Task to carry out
In your copy, repeat the records exactly and leave out the pictures.

Stored data
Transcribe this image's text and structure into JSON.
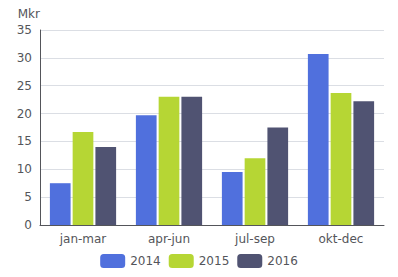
{
  "chart_data": {
    "type": "bar",
    "ylabel": "Mkr",
    "categories": [
      "jan-mar",
      "apr-jun",
      "jul-sep",
      "okt-dec"
    ],
    "series": [
      {
        "name": "2014",
        "values": [
          7.5,
          19.7,
          9.5,
          30.7
        ]
      },
      {
        "name": "2015",
        "values": [
          16.7,
          23.0,
          12.0,
          23.7
        ]
      },
      {
        "name": "2016",
        "values": [
          14.0,
          23.0,
          17.5,
          22.2
        ]
      }
    ],
    "ylim": [
      0,
      35
    ],
    "yticks": [
      0,
      5,
      10,
      15,
      20,
      25,
      30,
      35
    ],
    "grid": true,
    "legend": "bottom"
  }
}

Answer
Transcribe this image's text and structure into JSON.
{
  "chart_data": {
    "type": "bar",
    "ylabel": "Mkr",
    "categories": [
      "jan-mar",
      "apr-jun",
      "jul-sep",
      "okt-dec"
    ],
    "series": [
      {
        "name": "2014",
        "values": [
          7.5,
          19.7,
          9.5,
          30.7
        ]
      },
      {
        "name": "2015",
        "values": [
          16.7,
          23.0,
          12.0,
          23.7
        ]
      },
      {
        "name": "2016",
        "values": [
          14.0,
          23.0,
          17.5,
          22.2
        ]
      }
    ],
    "ylim": [
      0,
      35
    ],
    "yticks": [
      0,
      5,
      10,
      15,
      20,
      25,
      30,
      35
    ],
    "grid": true,
    "legend": "bottom"
  }
}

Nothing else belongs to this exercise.